Aim of the task = Look through the material below. Copy every line with the string "this" in it.

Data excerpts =
## Start
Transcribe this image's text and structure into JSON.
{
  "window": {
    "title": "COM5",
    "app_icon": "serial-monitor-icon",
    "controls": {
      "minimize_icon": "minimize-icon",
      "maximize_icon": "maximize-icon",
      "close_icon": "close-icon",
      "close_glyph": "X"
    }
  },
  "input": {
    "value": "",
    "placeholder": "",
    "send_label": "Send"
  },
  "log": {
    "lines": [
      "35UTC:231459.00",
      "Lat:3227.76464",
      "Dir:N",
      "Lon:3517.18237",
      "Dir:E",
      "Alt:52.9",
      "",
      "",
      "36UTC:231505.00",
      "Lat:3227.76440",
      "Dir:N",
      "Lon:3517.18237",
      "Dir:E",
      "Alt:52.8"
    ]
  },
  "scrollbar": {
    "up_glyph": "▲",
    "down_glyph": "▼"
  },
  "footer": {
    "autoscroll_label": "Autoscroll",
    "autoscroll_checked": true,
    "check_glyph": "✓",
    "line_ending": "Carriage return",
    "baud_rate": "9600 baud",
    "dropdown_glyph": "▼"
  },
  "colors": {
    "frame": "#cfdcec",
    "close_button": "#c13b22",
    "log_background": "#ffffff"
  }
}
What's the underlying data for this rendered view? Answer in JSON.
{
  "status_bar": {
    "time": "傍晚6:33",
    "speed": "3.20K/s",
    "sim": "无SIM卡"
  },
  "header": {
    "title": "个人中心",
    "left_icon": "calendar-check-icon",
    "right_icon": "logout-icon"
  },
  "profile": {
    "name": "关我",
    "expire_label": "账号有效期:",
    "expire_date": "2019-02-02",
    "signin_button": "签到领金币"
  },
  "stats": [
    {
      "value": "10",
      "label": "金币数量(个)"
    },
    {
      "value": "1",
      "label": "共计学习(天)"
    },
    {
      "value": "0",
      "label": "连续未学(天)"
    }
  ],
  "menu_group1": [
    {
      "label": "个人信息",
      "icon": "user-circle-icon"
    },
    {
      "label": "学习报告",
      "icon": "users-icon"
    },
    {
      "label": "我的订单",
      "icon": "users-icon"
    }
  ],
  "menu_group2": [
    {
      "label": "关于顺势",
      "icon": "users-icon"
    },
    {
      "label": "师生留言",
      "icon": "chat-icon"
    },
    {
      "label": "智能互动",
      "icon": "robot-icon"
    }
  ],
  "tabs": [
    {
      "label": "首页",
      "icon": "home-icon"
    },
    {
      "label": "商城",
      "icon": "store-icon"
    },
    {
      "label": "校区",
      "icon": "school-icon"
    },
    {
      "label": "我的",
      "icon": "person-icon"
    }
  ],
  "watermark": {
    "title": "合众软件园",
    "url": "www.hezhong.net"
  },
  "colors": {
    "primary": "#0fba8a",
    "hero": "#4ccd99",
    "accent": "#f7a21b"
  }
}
## End
Response below =
Transcribe this image's text and structure into JSON.
What's the underlying data for this rendered view? Answer in JSON.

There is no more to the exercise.